>> Start Recorded data

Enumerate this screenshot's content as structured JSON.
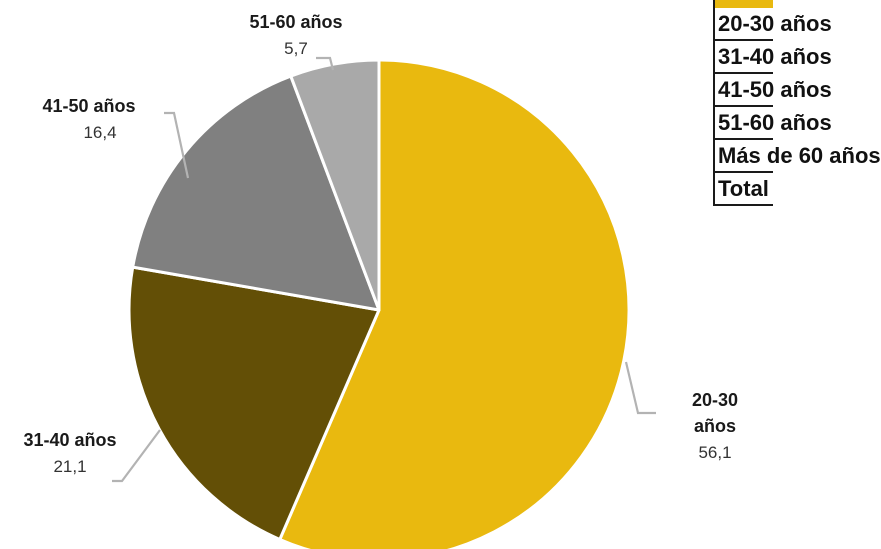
{
  "chart_data": {
    "type": "pie",
    "categories": [
      "20-30 años",
      "31-40 años",
      "41-50 años",
      "51-60 años"
    ],
    "values": [
      56.1,
      21.1,
      16.4,
      5.7
    ],
    "value_labels": [
      "56,1",
      "21,1",
      "16,4",
      "5,7"
    ],
    "colors": [
      "#e9b90f",
      "#634f06",
      "#808080",
      "#a9a9a9"
    ],
    "slice_order": "clockwise-from-top",
    "title": "",
    "legend": "none"
  },
  "side_table": {
    "header_color": "#e9b90f",
    "rows": [
      "20-30 años",
      "31-40 años",
      "41-50 años",
      "51-60 años",
      "Más de 60 años",
      "Total"
    ]
  }
}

>> End Recorded data

* Your goal *
Repeat the material above word for word, please, apart from its images.

* Expected answer *
Enumerate this screenshot's content as structured JSON.
{
  "chart_data": {
    "type": "pie",
    "categories": [
      "20-30 años",
      "31-40 años",
      "41-50 años",
      "51-60 años"
    ],
    "values": [
      56.1,
      21.1,
      16.4,
      5.7
    ],
    "value_labels": [
      "56,1",
      "21,1",
      "16,4",
      "5,7"
    ],
    "colors": [
      "#e9b90f",
      "#634f06",
      "#808080",
      "#a9a9a9"
    ],
    "slice_order": "clockwise-from-top",
    "title": "",
    "legend": "none"
  },
  "side_table": {
    "header_color": "#e9b90f",
    "rows": [
      "20-30 años",
      "31-40 años",
      "41-50 años",
      "51-60 años",
      "Más de 60 años",
      "Total"
    ]
  }
}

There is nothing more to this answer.